=== TO DO ===
Drop the images; return everything else in the listing below exactly.

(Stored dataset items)

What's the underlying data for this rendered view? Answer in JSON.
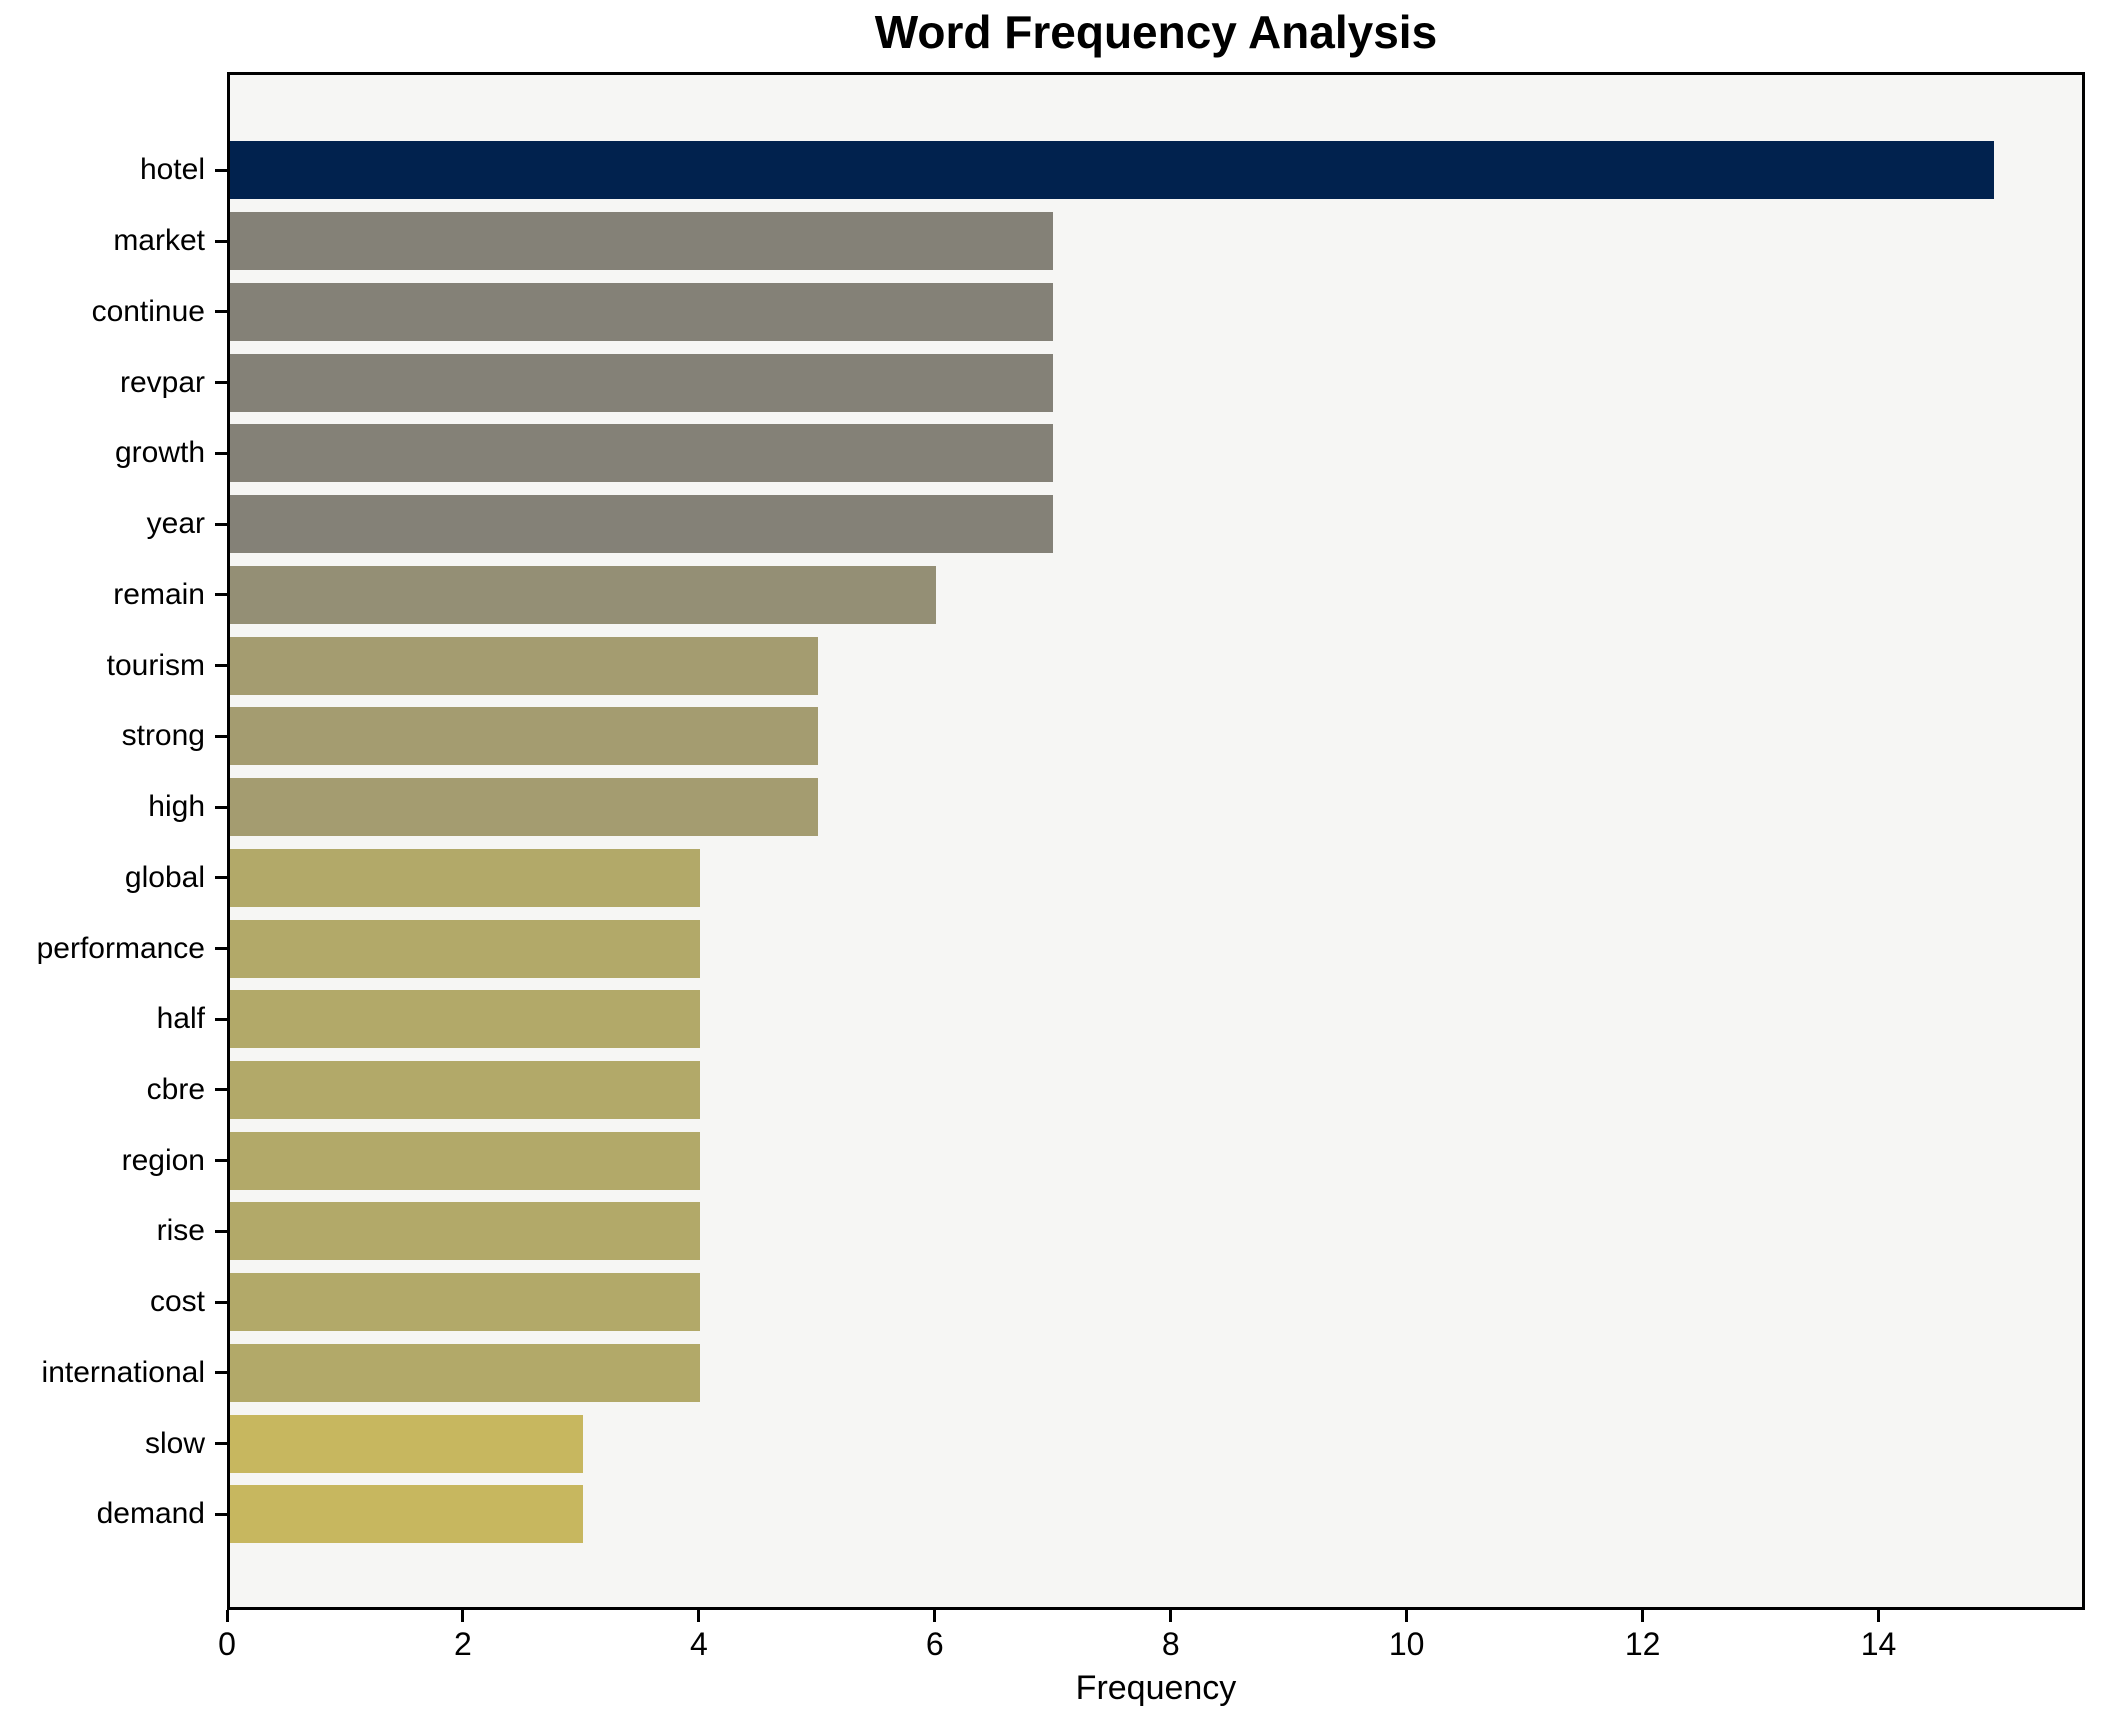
{
  "title": "Word Frequency Analysis",
  "chart_data": {
    "type": "bar",
    "orientation": "horizontal",
    "title": "Word Frequency Analysis",
    "xlabel": "Frequency",
    "ylabel": "",
    "categories": [
      "hotel",
      "market",
      "continue",
      "revpar",
      "growth",
      "year",
      "remain",
      "tourism",
      "strong",
      "high",
      "global",
      "performance",
      "half",
      "cbre",
      "region",
      "rise",
      "cost",
      "international",
      "slow",
      "demand"
    ],
    "values": [
      15,
      7,
      7,
      7,
      7,
      7,
      6,
      5,
      5,
      5,
      4,
      4,
      4,
      4,
      4,
      4,
      4,
      4,
      3,
      3
    ],
    "bar_colors": [
      "#01224e",
      "#848177",
      "#848177",
      "#848177",
      "#848177",
      "#848177",
      "#948f75",
      "#a49c70",
      "#a49c70",
      "#a49c70",
      "#b2a969",
      "#b2a969",
      "#b2a969",
      "#b2a969",
      "#b2a969",
      "#b2a969",
      "#b2a969",
      "#b2a969",
      "#c7b75f",
      "#c7b75f"
    ],
    "color_scale": "cividis-reversed",
    "xlim": [
      0,
      15.75
    ],
    "xticks": [
      0,
      2,
      4,
      6,
      8,
      10,
      12,
      14
    ],
    "xtick_labels": [
      "0",
      "2",
      "4",
      "6",
      "8",
      "10",
      "12",
      "14"
    ],
    "grid": false,
    "legend": "none",
    "plot_background": "#f6f6f4",
    "figure_background": "#ffffff",
    "axis_color": "#000000",
    "text_color": "#000000"
  }
}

=== REPLY ===
What's the underlying data for this rendered view? Answer in JSON.
{
  "title": "Word Frequency Analysis",
  "chart_data": {
    "type": "bar",
    "orientation": "horizontal",
    "title": "Word Frequency Analysis",
    "xlabel": "Frequency",
    "ylabel": "",
    "categories": [
      "hotel",
      "market",
      "continue",
      "revpar",
      "growth",
      "year",
      "remain",
      "tourism",
      "strong",
      "high",
      "global",
      "performance",
      "half",
      "cbre",
      "region",
      "rise",
      "cost",
      "international",
      "slow",
      "demand"
    ],
    "values": [
      15,
      7,
      7,
      7,
      7,
      7,
      6,
      5,
      5,
      5,
      4,
      4,
      4,
      4,
      4,
      4,
      4,
      4,
      3,
      3
    ],
    "bar_colors": [
      "#01224e",
      "#848177",
      "#848177",
      "#848177",
      "#848177",
      "#848177",
      "#948f75",
      "#a49c70",
      "#a49c70",
      "#a49c70",
      "#b2a969",
      "#b2a969",
      "#b2a969",
      "#b2a969",
      "#b2a969",
      "#b2a969",
      "#b2a969",
      "#b2a969",
      "#c7b75f",
      "#c7b75f"
    ],
    "color_scale": "cividis-reversed",
    "xlim": [
      0,
      15.75
    ],
    "xticks": [
      0,
      2,
      4,
      6,
      8,
      10,
      12,
      14
    ],
    "xtick_labels": [
      "0",
      "2",
      "4",
      "6",
      "8",
      "10",
      "12",
      "14"
    ],
    "grid": false,
    "legend": "none",
    "plot_background": "#f6f6f4",
    "figure_background": "#ffffff",
    "axis_color": "#000000",
    "text_color": "#000000"
  }
}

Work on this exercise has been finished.